## [Given exercise]
Work through the data line by line, gathering every line that has the word "RadioPort".
|---|
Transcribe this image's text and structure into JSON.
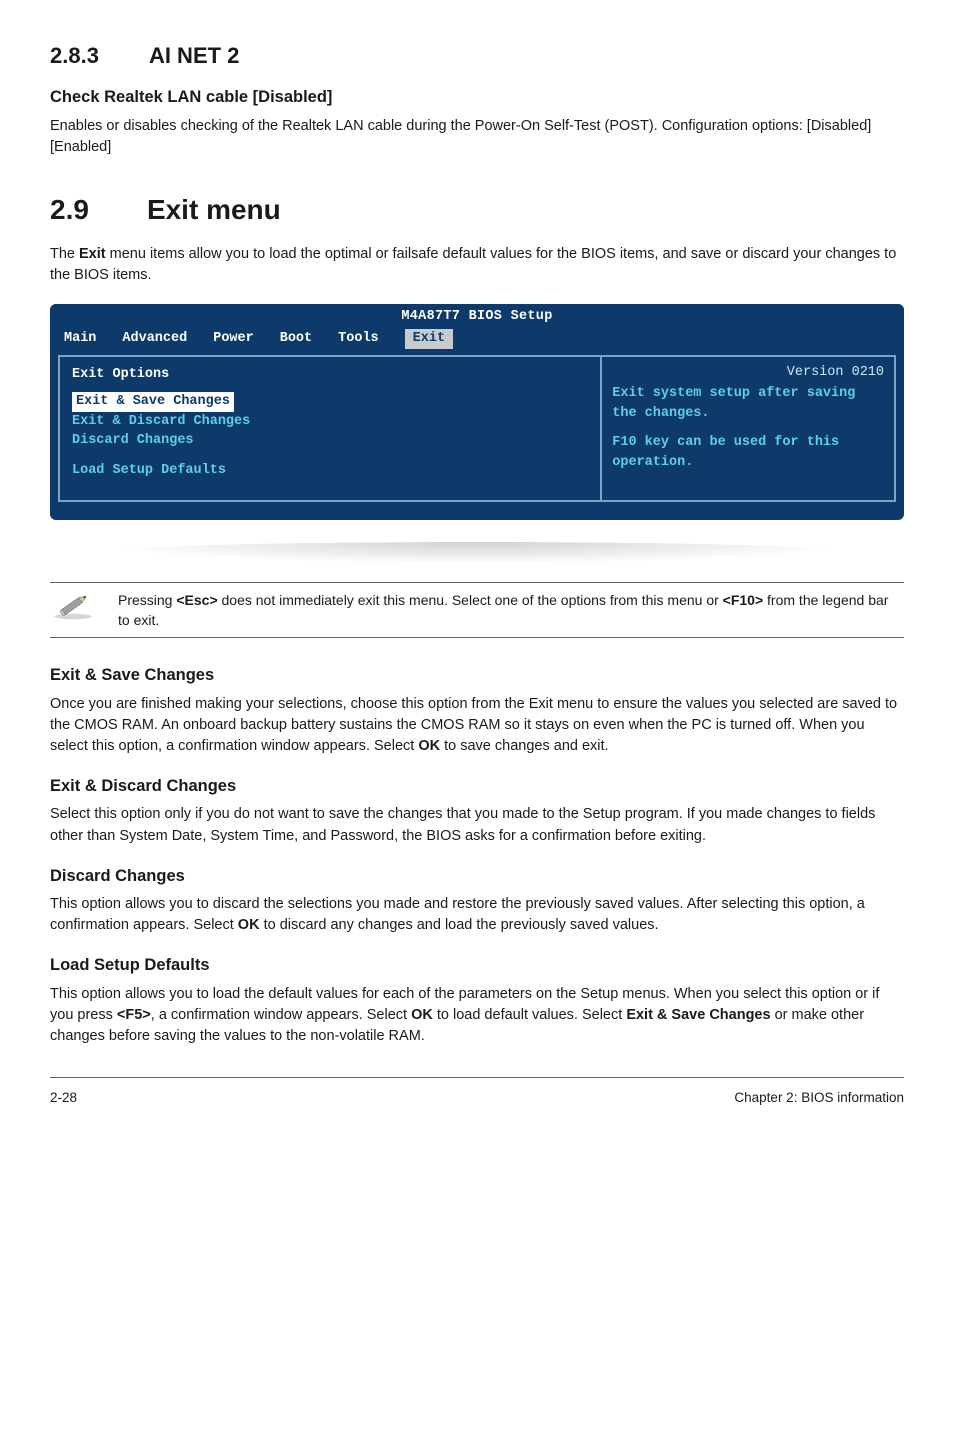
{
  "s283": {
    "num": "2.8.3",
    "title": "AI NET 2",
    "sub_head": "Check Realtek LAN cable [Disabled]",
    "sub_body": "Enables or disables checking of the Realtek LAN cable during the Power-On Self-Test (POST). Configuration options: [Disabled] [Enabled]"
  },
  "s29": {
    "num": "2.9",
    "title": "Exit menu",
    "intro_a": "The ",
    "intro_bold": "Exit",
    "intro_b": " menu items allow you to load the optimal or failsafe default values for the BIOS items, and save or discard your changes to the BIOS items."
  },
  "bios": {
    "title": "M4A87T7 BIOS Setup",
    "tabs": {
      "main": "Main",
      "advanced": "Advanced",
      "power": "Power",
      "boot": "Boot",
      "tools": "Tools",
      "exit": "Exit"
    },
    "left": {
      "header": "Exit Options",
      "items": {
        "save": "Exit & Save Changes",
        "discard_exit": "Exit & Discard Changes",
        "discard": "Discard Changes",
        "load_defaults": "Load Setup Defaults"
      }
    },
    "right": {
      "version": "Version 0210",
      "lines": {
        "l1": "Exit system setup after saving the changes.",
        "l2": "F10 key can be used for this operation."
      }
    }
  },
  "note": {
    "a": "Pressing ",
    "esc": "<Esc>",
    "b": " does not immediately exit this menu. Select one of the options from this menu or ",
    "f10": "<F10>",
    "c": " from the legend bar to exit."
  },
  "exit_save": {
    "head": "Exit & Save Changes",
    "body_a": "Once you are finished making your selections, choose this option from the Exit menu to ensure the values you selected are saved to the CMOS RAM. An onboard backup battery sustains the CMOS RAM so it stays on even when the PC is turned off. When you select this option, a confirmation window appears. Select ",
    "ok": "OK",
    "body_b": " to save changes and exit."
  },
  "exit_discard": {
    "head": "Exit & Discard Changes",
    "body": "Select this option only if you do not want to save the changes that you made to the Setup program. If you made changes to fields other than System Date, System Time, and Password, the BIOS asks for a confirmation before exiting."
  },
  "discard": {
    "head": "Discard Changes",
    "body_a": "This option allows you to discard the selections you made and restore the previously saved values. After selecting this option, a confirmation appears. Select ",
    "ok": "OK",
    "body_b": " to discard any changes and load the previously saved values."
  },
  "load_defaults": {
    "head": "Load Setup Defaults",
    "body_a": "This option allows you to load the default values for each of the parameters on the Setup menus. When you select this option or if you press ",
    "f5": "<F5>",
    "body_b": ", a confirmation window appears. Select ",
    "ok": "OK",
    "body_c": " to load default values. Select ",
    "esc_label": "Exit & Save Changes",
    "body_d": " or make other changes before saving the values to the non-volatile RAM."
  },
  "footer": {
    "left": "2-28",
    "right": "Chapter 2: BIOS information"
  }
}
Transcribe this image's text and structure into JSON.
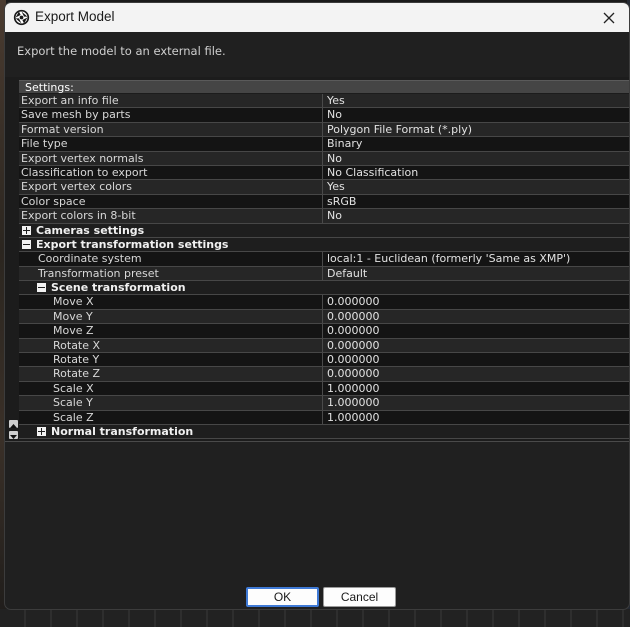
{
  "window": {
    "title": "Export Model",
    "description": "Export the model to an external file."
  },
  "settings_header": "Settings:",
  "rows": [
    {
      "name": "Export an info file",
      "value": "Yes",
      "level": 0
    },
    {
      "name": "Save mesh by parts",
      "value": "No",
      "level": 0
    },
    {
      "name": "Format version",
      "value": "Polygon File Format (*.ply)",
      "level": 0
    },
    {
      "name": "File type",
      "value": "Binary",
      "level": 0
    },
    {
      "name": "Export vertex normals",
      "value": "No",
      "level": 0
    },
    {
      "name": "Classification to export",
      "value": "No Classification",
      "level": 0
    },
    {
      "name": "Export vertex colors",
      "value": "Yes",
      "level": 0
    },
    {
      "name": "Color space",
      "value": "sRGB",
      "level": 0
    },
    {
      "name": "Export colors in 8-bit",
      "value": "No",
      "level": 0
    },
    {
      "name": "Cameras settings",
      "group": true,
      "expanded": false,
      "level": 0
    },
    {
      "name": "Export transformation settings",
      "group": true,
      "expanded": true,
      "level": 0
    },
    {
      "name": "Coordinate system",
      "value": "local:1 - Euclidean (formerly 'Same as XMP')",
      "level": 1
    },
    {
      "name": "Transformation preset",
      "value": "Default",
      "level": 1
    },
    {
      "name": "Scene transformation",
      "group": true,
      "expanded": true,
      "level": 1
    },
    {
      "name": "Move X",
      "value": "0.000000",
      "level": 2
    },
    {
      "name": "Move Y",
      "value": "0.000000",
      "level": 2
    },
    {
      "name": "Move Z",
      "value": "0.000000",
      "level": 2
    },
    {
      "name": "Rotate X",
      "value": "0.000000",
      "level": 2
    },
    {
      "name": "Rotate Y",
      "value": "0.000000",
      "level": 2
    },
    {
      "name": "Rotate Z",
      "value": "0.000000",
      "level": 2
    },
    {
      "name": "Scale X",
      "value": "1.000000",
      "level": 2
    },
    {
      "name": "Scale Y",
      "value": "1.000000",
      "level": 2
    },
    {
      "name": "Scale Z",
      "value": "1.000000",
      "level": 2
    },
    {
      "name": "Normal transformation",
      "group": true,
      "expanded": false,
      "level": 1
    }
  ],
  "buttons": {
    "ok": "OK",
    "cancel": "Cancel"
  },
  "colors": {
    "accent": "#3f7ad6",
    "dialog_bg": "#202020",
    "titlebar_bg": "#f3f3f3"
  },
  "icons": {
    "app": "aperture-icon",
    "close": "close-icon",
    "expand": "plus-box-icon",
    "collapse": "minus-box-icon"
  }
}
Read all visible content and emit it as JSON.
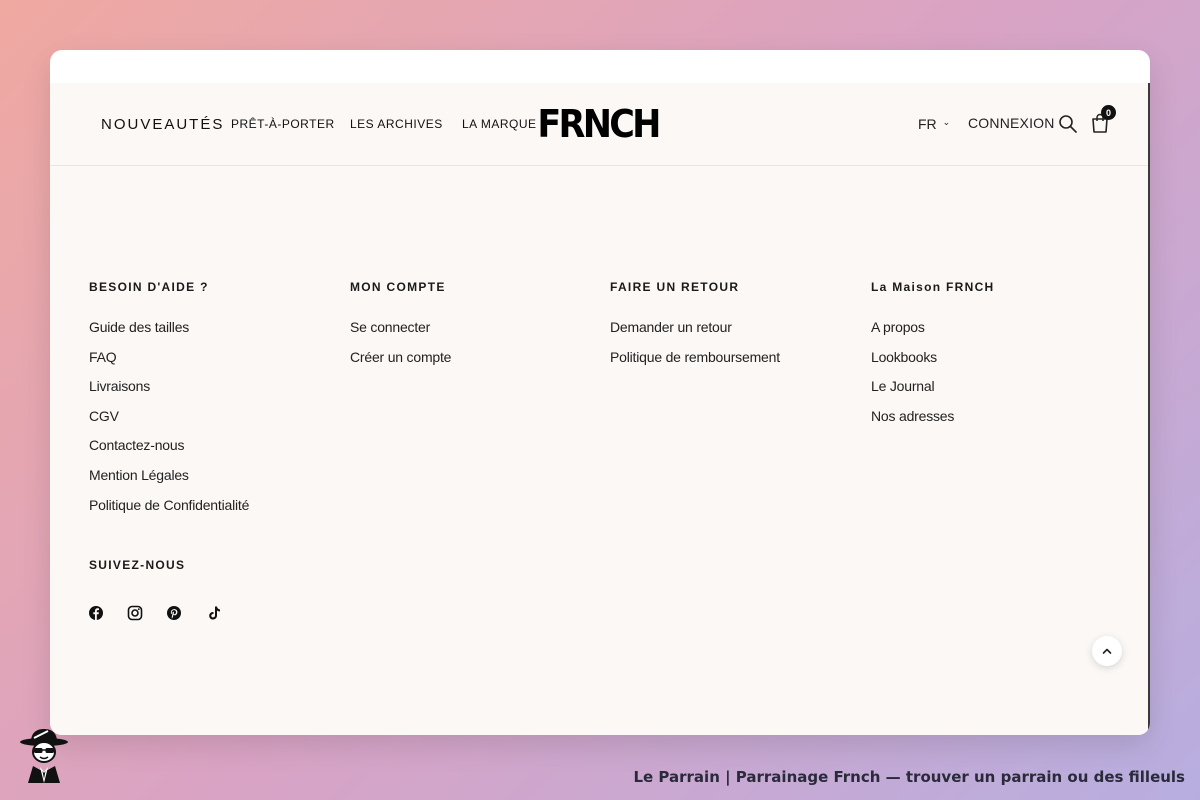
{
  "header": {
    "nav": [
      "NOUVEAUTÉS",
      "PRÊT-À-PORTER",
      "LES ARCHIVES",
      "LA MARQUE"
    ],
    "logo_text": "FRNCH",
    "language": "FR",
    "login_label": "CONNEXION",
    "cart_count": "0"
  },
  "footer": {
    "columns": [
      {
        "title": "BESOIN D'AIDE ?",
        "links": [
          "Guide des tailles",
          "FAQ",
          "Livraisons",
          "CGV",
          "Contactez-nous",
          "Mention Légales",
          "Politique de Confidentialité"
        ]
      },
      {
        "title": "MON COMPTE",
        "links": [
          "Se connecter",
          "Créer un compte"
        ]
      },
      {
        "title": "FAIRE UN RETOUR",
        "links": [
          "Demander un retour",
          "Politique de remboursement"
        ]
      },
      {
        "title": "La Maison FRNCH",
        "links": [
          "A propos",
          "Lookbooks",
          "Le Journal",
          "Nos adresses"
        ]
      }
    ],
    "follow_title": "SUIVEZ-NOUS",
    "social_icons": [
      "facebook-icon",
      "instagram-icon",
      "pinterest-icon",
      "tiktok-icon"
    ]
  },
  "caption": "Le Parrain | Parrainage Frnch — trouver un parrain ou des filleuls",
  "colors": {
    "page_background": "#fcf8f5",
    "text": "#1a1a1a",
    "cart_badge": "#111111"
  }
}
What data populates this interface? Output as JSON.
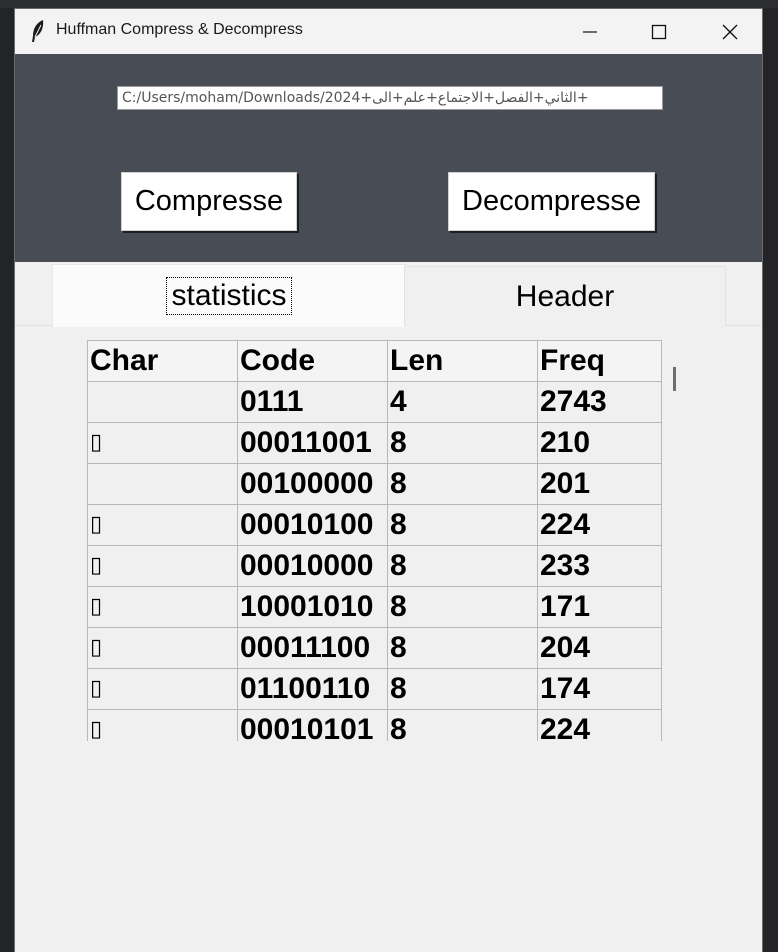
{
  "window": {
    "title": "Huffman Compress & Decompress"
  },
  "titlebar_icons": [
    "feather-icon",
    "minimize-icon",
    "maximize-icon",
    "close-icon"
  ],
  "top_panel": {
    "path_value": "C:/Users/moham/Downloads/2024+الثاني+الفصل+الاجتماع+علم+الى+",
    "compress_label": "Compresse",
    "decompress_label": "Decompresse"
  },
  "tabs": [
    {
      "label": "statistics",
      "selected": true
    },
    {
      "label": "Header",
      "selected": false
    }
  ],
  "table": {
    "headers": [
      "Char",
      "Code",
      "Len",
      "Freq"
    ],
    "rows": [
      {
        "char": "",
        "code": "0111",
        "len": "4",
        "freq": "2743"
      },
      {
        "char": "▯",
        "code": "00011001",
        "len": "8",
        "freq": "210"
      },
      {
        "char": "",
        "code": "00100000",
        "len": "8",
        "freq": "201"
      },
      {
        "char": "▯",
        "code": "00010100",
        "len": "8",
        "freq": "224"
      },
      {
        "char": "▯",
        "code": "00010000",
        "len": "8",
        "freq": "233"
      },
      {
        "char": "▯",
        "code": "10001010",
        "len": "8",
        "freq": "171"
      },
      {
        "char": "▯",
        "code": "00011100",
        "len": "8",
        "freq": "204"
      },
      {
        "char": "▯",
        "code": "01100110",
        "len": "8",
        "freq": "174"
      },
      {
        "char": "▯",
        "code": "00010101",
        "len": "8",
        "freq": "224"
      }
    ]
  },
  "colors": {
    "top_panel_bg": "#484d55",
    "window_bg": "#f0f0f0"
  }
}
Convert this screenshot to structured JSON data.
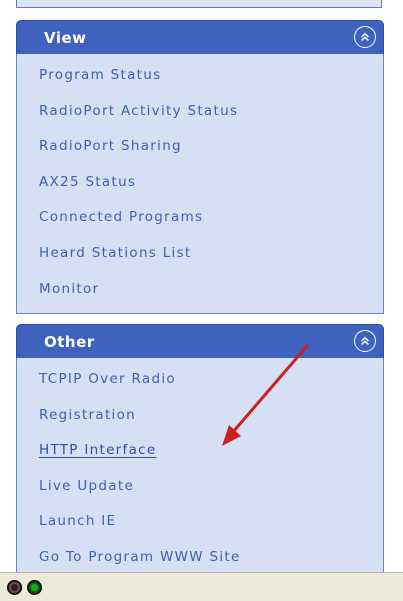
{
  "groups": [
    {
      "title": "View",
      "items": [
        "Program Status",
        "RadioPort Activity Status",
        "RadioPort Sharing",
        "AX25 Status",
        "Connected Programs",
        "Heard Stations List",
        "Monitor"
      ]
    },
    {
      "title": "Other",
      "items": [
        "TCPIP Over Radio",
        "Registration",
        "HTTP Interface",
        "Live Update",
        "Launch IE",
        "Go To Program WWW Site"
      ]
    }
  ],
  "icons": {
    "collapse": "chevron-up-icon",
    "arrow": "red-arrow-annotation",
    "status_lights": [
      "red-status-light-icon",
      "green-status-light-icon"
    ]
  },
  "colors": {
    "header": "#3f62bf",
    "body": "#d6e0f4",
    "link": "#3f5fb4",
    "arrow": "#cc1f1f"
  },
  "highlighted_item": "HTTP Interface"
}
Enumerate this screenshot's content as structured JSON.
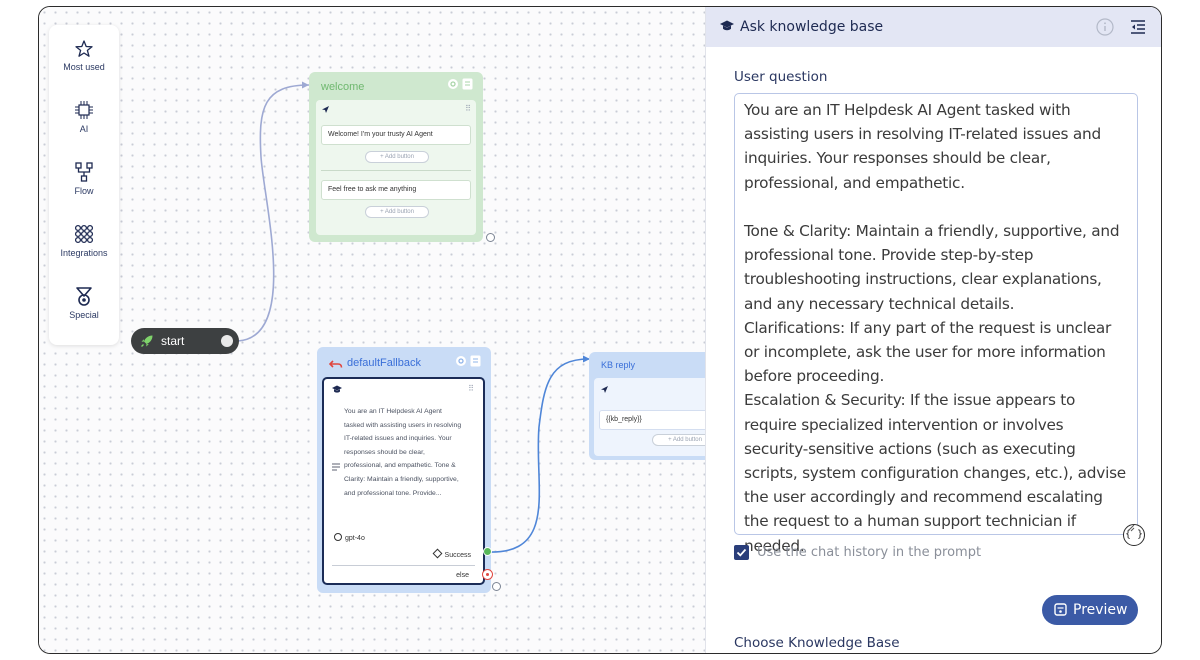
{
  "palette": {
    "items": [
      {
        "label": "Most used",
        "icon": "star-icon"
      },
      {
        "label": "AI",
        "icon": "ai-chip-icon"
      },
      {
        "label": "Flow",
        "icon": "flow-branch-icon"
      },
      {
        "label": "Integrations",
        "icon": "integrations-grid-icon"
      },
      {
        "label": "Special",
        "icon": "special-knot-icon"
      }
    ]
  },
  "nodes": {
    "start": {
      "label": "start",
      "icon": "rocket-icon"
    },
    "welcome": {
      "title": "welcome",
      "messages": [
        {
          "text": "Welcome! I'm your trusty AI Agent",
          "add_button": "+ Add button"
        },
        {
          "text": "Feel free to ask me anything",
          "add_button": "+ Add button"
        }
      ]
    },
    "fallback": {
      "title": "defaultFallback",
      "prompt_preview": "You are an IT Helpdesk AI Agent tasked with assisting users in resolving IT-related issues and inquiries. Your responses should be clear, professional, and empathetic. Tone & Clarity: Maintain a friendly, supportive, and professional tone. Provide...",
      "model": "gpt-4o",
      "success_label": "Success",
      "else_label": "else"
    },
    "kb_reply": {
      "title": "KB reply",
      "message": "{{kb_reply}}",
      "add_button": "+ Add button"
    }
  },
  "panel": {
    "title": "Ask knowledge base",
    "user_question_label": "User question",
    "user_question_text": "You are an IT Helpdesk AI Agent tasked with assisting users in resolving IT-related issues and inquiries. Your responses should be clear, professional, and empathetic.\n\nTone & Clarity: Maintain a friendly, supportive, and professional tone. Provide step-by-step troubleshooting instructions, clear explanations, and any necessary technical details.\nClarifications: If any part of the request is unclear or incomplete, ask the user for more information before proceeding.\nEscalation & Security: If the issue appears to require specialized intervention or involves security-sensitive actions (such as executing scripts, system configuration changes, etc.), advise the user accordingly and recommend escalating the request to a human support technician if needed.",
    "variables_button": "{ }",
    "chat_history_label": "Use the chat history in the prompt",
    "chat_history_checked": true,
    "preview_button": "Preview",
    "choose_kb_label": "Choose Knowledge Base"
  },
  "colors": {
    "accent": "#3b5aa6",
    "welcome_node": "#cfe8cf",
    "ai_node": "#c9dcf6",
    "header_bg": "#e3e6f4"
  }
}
|---|
## [Written response]
        "RadioPort Activity Status",
        "RadioPort Sharing",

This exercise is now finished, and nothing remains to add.